▶ [WORK TO BE COMPLETED]: Each entry must appear again exactly as it does in the source.

▶ [ENTRIES]:
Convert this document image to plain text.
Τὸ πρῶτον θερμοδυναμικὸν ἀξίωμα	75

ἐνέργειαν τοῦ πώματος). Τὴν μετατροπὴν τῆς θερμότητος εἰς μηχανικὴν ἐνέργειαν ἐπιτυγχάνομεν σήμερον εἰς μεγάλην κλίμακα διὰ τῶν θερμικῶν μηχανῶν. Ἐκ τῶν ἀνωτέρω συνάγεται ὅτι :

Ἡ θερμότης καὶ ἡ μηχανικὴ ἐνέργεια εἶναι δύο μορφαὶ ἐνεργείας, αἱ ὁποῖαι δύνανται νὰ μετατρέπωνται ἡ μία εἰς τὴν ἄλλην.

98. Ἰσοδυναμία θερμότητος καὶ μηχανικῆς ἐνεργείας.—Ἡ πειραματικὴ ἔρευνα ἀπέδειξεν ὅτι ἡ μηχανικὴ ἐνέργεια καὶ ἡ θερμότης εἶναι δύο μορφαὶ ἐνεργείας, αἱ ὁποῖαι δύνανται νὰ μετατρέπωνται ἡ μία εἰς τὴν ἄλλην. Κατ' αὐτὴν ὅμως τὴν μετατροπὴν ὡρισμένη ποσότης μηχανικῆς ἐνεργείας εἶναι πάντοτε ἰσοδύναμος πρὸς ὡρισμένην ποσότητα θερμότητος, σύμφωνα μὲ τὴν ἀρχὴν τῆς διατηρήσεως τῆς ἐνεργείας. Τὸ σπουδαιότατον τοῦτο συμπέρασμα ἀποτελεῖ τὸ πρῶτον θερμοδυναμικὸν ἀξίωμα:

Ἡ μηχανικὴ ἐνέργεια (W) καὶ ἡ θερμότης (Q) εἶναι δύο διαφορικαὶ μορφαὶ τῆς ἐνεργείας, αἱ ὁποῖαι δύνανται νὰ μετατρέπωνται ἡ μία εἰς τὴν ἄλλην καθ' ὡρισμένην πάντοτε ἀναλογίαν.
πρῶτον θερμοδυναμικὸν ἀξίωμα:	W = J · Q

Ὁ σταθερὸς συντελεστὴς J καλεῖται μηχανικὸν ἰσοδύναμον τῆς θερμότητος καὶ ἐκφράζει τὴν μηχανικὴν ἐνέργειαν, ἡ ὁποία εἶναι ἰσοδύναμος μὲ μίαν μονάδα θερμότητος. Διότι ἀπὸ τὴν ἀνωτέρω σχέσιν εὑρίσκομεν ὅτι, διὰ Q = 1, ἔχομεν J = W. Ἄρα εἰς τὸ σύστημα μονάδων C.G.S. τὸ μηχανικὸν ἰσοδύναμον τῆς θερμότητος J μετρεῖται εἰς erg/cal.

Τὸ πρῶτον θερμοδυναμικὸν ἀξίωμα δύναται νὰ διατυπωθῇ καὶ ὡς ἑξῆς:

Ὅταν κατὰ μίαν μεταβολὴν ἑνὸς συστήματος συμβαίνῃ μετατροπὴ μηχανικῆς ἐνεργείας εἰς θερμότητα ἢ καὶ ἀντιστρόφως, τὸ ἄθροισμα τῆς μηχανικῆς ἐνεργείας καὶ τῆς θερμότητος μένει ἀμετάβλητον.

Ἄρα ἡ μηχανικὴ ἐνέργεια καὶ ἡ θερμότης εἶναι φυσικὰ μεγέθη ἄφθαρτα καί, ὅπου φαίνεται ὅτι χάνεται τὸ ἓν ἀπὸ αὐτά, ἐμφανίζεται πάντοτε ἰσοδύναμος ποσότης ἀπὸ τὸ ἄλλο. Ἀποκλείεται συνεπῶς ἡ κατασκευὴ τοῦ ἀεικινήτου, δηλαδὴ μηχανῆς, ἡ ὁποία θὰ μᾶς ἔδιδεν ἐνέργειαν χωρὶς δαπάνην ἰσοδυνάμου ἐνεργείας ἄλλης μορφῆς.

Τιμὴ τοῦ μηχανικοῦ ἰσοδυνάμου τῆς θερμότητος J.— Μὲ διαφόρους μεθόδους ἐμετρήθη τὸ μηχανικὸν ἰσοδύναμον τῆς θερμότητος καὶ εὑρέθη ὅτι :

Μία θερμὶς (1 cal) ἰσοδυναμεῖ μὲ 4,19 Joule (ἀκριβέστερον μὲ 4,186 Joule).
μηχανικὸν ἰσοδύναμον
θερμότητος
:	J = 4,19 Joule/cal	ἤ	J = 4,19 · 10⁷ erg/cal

▶ [RESULT OF THIS TASK]:
Convert this document image to plain text.
Τὸ πρῶτον θερμοδυναμικὸν ἀξίωμα	75

ἐνέργειαν τοῦ πώματος). Τὴν μετατροπὴν τῆς θερμότητος εἰς μηχανικὴν ἐνέργειαν ἐπιτυγχάνομεν σήμερον εἰς μεγάλην κλίμακα διὰ τῶν θερμικῶν μηχανῶν. Ἐκ τῶν ἀνωτέρω συνάγεται ὅτι :

Ἡ θερμότης καὶ ἡ μηχανικὴ ἐνέργεια εἶναι δύο μορφαὶ ἐνεργείας, αἱ ὁποῖαι δύνανται νὰ μετατρέπωνται ἡ μία εἰς τὴν ἄλλην.

98. Ἰσοδυναμία θερμότητος καὶ μηχανικῆς ἐνεργείας.—Ἡ πειραματικὴ ἔρευνα ἀπέδειξεν ὅτι ἡ μηχανικὴ ἐνέργεια καὶ ἡ θερμότης εἶναι δύο μορφαὶ ἐνεργείας, αἱ ὁποῖαι δύνανται νὰ μετατρέπωνται ἡ μία εἰς τὴν ἄλλην. Κατ' αὐτὴν ὅμως τὴν μετατροπὴν ὡρισμένη ποσότης μηχανικῆς ἐνεργείας εἶναι πάντοτε ἰσοδύναμος πρὸς ὡρισμένην ποσότητα θερμότητος, σύμφωνα μὲ τὴν ἀρχὴν τῆς διατηρήσεως τῆς ἐνεργείας. Τὸ σπουδαιότατον τοῦτο συμπέρασμα ἀποτελεῖ τὸ πρῶτον θερμοδυναμικὸν ἀξίωμα:

Ἡ μηχανικὴ ἐνέργεια (W) καὶ ἡ θερμότης (Q) εἶναι δύο διαφορικαὶ μορφαὶ τῆς ἐνεργείας, αἱ ὁποῖαι δύνανται νὰ μετατρέπωνται ἡ μία εἰς τὴν ἄλλην καθ' ὡρισμένην πάντοτε ἀναλογίαν.
πρῶτον θερμοδυναμικὸν ἀξίωμα:	W = J · Q

Ὁ σταθερὸς συντελεστὴς J καλεῖται μηχανικὸν ἰσοδύναμον τῆς θερμότητος καὶ ἐκφράζει τὴν μηχανικὴν ἐνέργειαν, ἡ ὁποία εἶναι ἰσοδύναμος μὲ μίαν μονάδα θερμότητος. Διότι ἀπὸ τὴν ἀνωτέρω σχέσιν εὑρίσκομεν ὅτι, διὰ Q = 1, ἔχομεν J = W. Ἄρα εἰς τὸ σύστημα μονάδων C.G.S. τὸ μηχανικὸν ἰσοδύναμον τῆς θερμότητος J μετρεῖται εἰς erg/cal.

Τὸ πρῶτον θερμοδυναμικὸν ἀξίωμα δύναται νὰ διατυπωθῇ καὶ ὡς ἑξῆς:

Ὅταν κατὰ μίαν μεταβολὴν ἑνὸς συστήματος συμβαίνῃ μετατροπὴ μηχανικῆς ἐνεργείας εἰς θερμότητα ἢ καὶ ἀντιστρόφως, τὸ ἄθροισμα τῆς μηχανικῆς ἐνεργείας καὶ τῆς θερμότητος μένει ἀμετάβλητον.

Ἄρα ἡ μηχανικὴ ἐνέργεια καὶ ἡ θερμότης εἶναι φυσικὰ μεγέθη ἄφθαρτα καί, ὅπου φαίνεται ὅτι χάνεται τὸ ἓν ἀπὸ αὐτά, ἐμφανίζεται πάντοτε ἰσοδύναμος ποσότης ἀπὸ τὸ ἄλλο. Ἀποκλείεται συνεπῶς ἡ κατασκευὴ τοῦ ἀεικινήτου, δηλαδὴ μηχανῆς, ἡ ὁποία θὰ μᾶς ἔδιδεν ἐνέργειαν χωρὶς δαπάνην ἰσοδυνάμου ἐνεργείας ἄλλης μορφῆς.

Τιμὴ τοῦ μηχανικοῦ ἰσοδυνάμου τῆς θερμότητος J.— Μὲ διαφόρους μεθόδους ἐμετρήθη τὸ μηχανικὸν ἰσοδύναμον τῆς θερμότητος καὶ εὑρέθη ὅτι :

Μία θερμὶς (1 cal) ἰσοδυναμεῖ μὲ 4,19 Joule (ἀκριβέστερον μὲ 4,186 Joule).
μηχανικὸν ἰσοδύναμον
θερμότητος
:	J = 4,19 Joule/cal	ἤ	J = 4,19 · 10⁷ erg/cal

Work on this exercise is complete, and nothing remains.